**Description of the task**
Copy each line of the records that contains the word "Fake".

**Record list**
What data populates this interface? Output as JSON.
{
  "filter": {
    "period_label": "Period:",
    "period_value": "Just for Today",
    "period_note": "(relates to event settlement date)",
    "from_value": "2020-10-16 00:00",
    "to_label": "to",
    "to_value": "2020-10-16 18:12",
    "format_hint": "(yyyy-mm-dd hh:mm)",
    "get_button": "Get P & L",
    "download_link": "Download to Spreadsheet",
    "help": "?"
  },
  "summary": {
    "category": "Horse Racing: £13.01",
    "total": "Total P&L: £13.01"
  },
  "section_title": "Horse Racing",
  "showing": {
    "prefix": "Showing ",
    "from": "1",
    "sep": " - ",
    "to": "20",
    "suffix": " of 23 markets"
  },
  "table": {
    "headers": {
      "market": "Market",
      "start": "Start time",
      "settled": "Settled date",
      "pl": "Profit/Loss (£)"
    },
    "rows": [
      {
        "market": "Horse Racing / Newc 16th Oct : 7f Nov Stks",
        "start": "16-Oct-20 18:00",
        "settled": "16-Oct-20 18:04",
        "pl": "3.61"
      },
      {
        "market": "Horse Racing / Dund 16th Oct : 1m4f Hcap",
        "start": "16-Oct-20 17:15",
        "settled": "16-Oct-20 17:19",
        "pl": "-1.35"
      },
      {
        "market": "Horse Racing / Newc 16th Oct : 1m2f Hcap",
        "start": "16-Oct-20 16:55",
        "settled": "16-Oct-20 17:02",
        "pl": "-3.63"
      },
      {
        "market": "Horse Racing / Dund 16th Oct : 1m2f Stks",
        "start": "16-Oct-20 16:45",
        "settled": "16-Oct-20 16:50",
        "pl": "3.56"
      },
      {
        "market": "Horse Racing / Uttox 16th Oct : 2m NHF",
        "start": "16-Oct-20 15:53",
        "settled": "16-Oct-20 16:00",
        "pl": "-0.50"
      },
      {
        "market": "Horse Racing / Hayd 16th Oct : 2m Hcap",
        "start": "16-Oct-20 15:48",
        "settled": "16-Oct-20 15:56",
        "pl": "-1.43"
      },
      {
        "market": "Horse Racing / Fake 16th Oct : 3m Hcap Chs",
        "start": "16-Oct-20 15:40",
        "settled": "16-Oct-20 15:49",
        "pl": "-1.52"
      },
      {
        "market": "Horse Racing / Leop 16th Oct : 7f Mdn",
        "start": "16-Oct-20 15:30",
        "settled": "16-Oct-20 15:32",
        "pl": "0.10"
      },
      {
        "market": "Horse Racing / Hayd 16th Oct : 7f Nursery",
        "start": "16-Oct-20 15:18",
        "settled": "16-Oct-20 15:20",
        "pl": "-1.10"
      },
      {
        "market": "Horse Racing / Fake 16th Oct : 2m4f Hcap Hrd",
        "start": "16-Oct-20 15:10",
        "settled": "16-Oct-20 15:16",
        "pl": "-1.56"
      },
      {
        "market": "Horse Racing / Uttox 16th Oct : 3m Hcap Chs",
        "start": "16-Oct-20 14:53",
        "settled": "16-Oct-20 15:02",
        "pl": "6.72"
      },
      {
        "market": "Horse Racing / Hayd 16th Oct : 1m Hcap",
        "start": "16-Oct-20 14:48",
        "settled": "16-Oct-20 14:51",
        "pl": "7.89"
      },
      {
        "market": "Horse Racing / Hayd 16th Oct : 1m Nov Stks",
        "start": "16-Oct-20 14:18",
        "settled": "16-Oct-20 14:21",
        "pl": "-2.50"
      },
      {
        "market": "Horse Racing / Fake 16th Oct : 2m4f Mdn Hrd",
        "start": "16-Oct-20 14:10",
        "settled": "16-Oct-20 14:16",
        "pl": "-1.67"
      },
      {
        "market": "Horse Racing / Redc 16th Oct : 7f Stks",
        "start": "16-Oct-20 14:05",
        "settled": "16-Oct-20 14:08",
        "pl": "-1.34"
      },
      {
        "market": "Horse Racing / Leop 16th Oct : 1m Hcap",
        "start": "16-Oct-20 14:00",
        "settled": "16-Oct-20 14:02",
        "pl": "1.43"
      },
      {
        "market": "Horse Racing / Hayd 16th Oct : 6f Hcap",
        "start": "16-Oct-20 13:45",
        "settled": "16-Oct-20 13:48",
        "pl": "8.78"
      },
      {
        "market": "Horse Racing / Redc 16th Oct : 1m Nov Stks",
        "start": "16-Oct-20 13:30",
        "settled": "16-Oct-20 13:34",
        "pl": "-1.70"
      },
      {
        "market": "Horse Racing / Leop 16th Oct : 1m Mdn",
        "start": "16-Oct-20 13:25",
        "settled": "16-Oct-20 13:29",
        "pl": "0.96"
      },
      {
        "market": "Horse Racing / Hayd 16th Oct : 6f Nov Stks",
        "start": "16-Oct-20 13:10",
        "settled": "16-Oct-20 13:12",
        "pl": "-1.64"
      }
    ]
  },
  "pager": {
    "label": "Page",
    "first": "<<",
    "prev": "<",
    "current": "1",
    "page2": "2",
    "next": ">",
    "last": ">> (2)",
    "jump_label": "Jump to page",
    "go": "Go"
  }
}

**Answer to this exercise**
        "market": "Horse Racing / Fake 16th Oct : 3m Hcap Chs",
        "market": "Horse Racing / Fake 16th Oct : 2m4f Hcap Hrd",
        "market": "Horse Racing / Fake 16th Oct : 2m4f Mdn Hrd",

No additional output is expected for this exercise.